--- Start Dataset extract ---
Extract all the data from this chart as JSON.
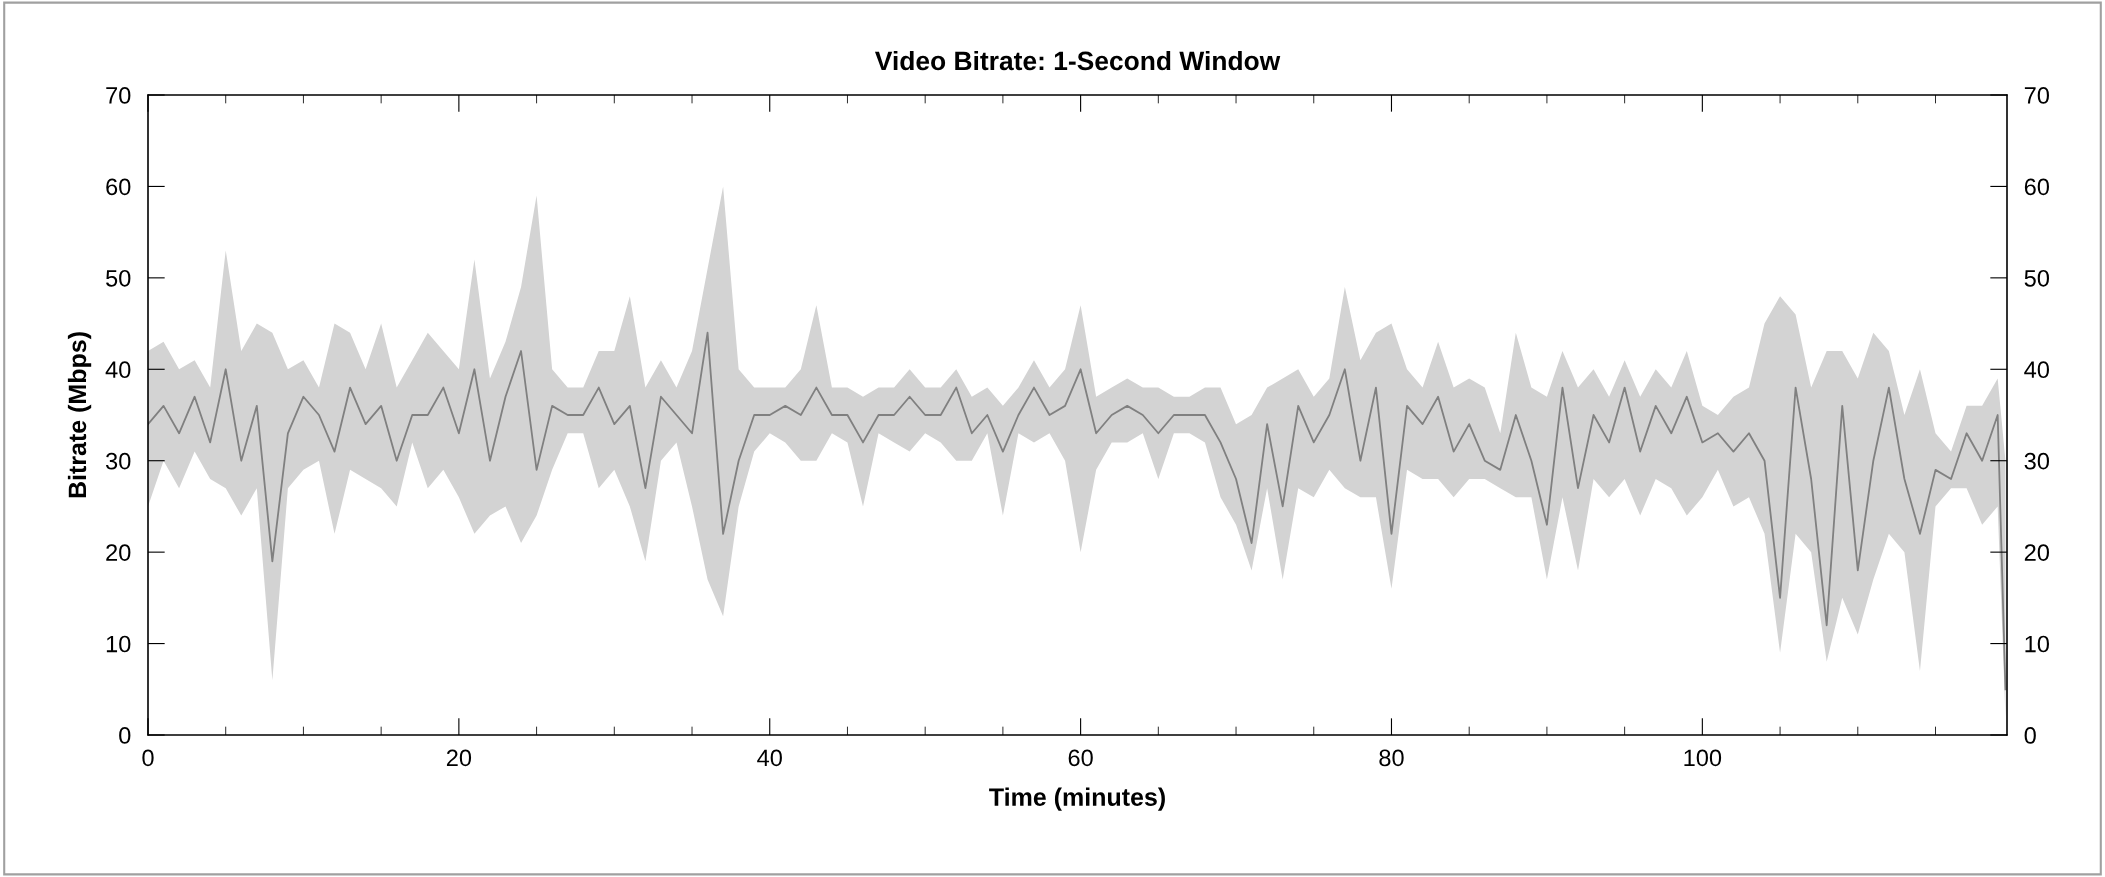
{
  "chart_data": {
    "type": "line",
    "title": "Video Bitrate: 1-Second Window",
    "xlabel": "Time (minutes)",
    "ylabel": "Bitrate (Mbps)",
    "xlim": [
      0,
      119.6
    ],
    "xticks": [
      0,
      20,
      40,
      60,
      80,
      100
    ],
    "ylim": [
      0,
      70
    ],
    "yticks": [
      0,
      10,
      20,
      30,
      40,
      50,
      60,
      70
    ],
    "y2lim": [
      0,
      70
    ],
    "y2ticks": [
      0,
      10,
      20,
      30,
      40,
      50,
      60,
      70
    ],
    "grid": false,
    "x": [
      0,
      1,
      2,
      3,
      4,
      5,
      6,
      7,
      8,
      9,
      10,
      11,
      12,
      13,
      14,
      15,
      16,
      17,
      18,
      19,
      20,
      21,
      22,
      23,
      24,
      25,
      26,
      27,
      28,
      29,
      30,
      31,
      32,
      33,
      34,
      35,
      36,
      37,
      38,
      39,
      40,
      41,
      42,
      43,
      44,
      45,
      46,
      47,
      48,
      49,
      50,
      51,
      52,
      53,
      54,
      55,
      56,
      57,
      58,
      59,
      60,
      61,
      62,
      63,
      64,
      65,
      66,
      67,
      68,
      69,
      70,
      71,
      72,
      73,
      74,
      75,
      76,
      77,
      78,
      79,
      80,
      81,
      82,
      83,
      84,
      85,
      86,
      87,
      88,
      89,
      90,
      91,
      92,
      93,
      94,
      95,
      96,
      97,
      98,
      99,
      100,
      101,
      102,
      103,
      104,
      105,
      106,
      107,
      108,
      109,
      110,
      111,
      112,
      113,
      114,
      115,
      116,
      117,
      118,
      119,
      119.5
    ],
    "series": [
      {
        "color": "#808080",
        "values": [
          34,
          36,
          33,
          37,
          32,
          40,
          30,
          36,
          19,
          33,
          37,
          35,
          31,
          38,
          34,
          36,
          30,
          35,
          35,
          38,
          33,
          40,
          30,
          37,
          42,
          29,
          36,
          35,
          35,
          38,
          34,
          36,
          27,
          37,
          35,
          33,
          44,
          22,
          30,
          35,
          35,
          36,
          35,
          38,
          35,
          35,
          32,
          35,
          35,
          37,
          35,
          35,
          38,
          33,
          35,
          31,
          35,
          38,
          35,
          36,
          40,
          33,
          35,
          36,
          35,
          33,
          35,
          35,
          35,
          32,
          28,
          21,
          34,
          25,
          36,
          32,
          35,
          40,
          30,
          38,
          22,
          36,
          34,
          37,
          31,
          34,
          30,
          29,
          35,
          30,
          23,
          38,
          27,
          35,
          32,
          38,
          31,
          36,
          33,
          37,
          32,
          33,
          31,
          33,
          30,
          15,
          38,
          28,
          12,
          36,
          18,
          30,
          38,
          28,
          22,
          29,
          28,
          33,
          30,
          35,
          5
        ],
        "upper": [
          42,
          43,
          40,
          41,
          38,
          53,
          42,
          45,
          44,
          40,
          41,
          38,
          45,
          44,
          40,
          45,
          38,
          41,
          44,
          42,
          40,
          52,
          39,
          43,
          49,
          59,
          40,
          38,
          38,
          42,
          42,
          48,
          38,
          41,
          38,
          42,
          51,
          60,
          40,
          38,
          38,
          38,
          40,
          47,
          38,
          38,
          37,
          38,
          38,
          40,
          38,
          38,
          40,
          37,
          38,
          36,
          38,
          41,
          38,
          40,
          47,
          37,
          38,
          39,
          38,
          38,
          37,
          37,
          38,
          38,
          34,
          35,
          38,
          39,
          40,
          37,
          39,
          49,
          41,
          44,
          45,
          40,
          38,
          43,
          38,
          39,
          38,
          33,
          44,
          38,
          37,
          42,
          38,
          40,
          37,
          41,
          37,
          40,
          38,
          42,
          36,
          35,
          37,
          38,
          45,
          48,
          46,
          38,
          42,
          42,
          39,
          44,
          42,
          35,
          40,
          33,
          31,
          36,
          36,
          39,
          30
        ],
        "lower": [
          25,
          30,
          27,
          31,
          28,
          27,
          24,
          27,
          6,
          27,
          29,
          30,
          22,
          29,
          28,
          27,
          25,
          32,
          27,
          29,
          26,
          22,
          24,
          25,
          21,
          24,
          29,
          33,
          33,
          27,
          29,
          25,
          19,
          30,
          32,
          25,
          17,
          13,
          25,
          31,
          33,
          32,
          30,
          30,
          33,
          32,
          25,
          33,
          32,
          31,
          33,
          32,
          30,
          30,
          33,
          24,
          33,
          32,
          33,
          30,
          20,
          29,
          32,
          32,
          33,
          28,
          33,
          33,
          32,
          26,
          23,
          18,
          27,
          17,
          27,
          26,
          29,
          27,
          26,
          26,
          16,
          29,
          28,
          28,
          26,
          28,
          28,
          27,
          26,
          26,
          17,
          26,
          18,
          28,
          26,
          28,
          24,
          28,
          27,
          24,
          26,
          29,
          25,
          26,
          22,
          9,
          22,
          20,
          8,
          15,
          11,
          17,
          22,
          20,
          7,
          25,
          27,
          27,
          23,
          25,
          2
        ]
      }
    ]
  }
}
--- End Dataset extract ---
**Goal:** Track down all lines above with the string "Bitrate" and copy them.

**The result:**
    "title": "Video Bitrate: 1-Second Window",
    "ylabel": "Bitrate (Mbps)",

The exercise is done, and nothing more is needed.